[Stored entries]

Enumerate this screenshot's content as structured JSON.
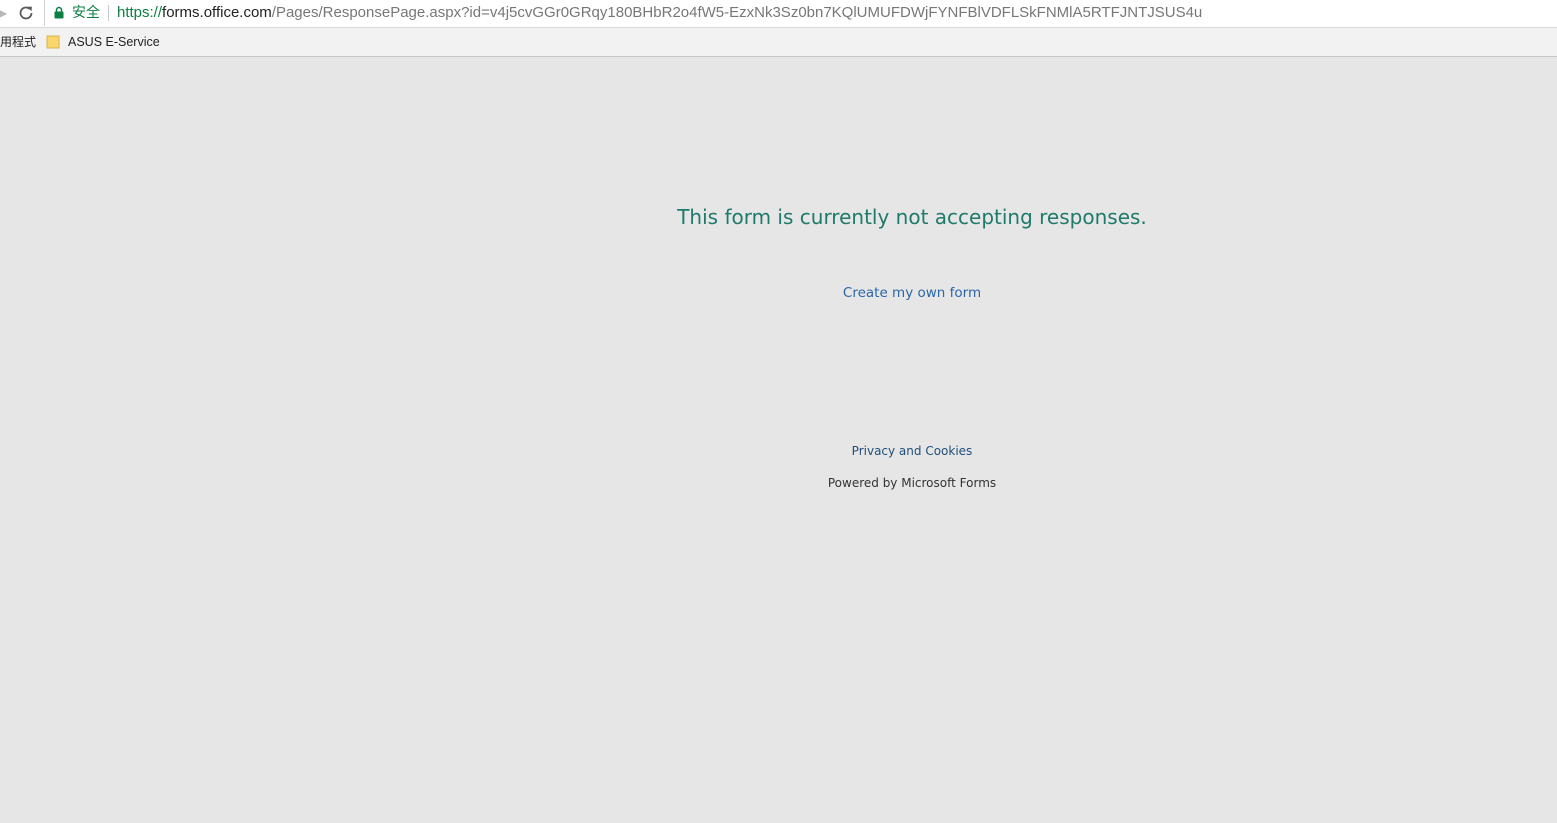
{
  "browser": {
    "secure_label": "安全",
    "url_scheme": "https://",
    "url_host": "forms.office.com",
    "url_path": "/Pages/ResponsePage.aspx?id=v4j5cvGGr0GRqy180BHbR2o4fW5-EzxNk3Sz0bn7KQlUMUFDWjFYNFBlVDFLSkFNMlA5RTFJNTJSUS4u",
    "icons": {
      "forward": "forward-arrow-icon",
      "reload": "reload-icon",
      "lock": "lock-icon"
    }
  },
  "bookmarks_bar": {
    "apps_label": "用程式",
    "items": [
      {
        "label": "ASUS E-Service",
        "icon": "folder-icon"
      }
    ]
  },
  "page": {
    "message": "This form is currently not accepting responses.",
    "create_link": "Create my own form",
    "privacy_link": "Privacy and Cookies",
    "powered_by": "Powered by Microsoft Forms"
  },
  "colors": {
    "background": "#e6e6e6",
    "message": "#1e7a6a",
    "link": "#2b66a8",
    "secure": "#0b8043"
  }
}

** Aim **
Copy the material exactly. Do not include the pictures.

** Finished exercise **
Enumerate this screenshot's content as structured JSON.
{
  "browser": {
    "secure_label": "安全",
    "url_scheme": "https://",
    "url_host": "forms.office.com",
    "url_path": "/Pages/ResponsePage.aspx?id=v4j5cvGGr0GRqy180BHbR2o4fW5-EzxNk3Sz0bn7KQlUMUFDWjFYNFBlVDFLSkFNMlA5RTFJNTJSUS4u",
    "icons": {
      "forward": "forward-arrow-icon",
      "reload": "reload-icon",
      "lock": "lock-icon"
    }
  },
  "bookmarks_bar": {
    "apps_label": "用程式",
    "items": [
      {
        "label": "ASUS E-Service",
        "icon": "folder-icon"
      }
    ]
  },
  "page": {
    "message": "This form is currently not accepting responses.",
    "create_link": "Create my own form",
    "privacy_link": "Privacy and Cookies",
    "powered_by": "Powered by Microsoft Forms"
  },
  "colors": {
    "background": "#e6e6e6",
    "message": "#1e7a6a",
    "link": "#2b66a8",
    "secure": "#0b8043"
  }
}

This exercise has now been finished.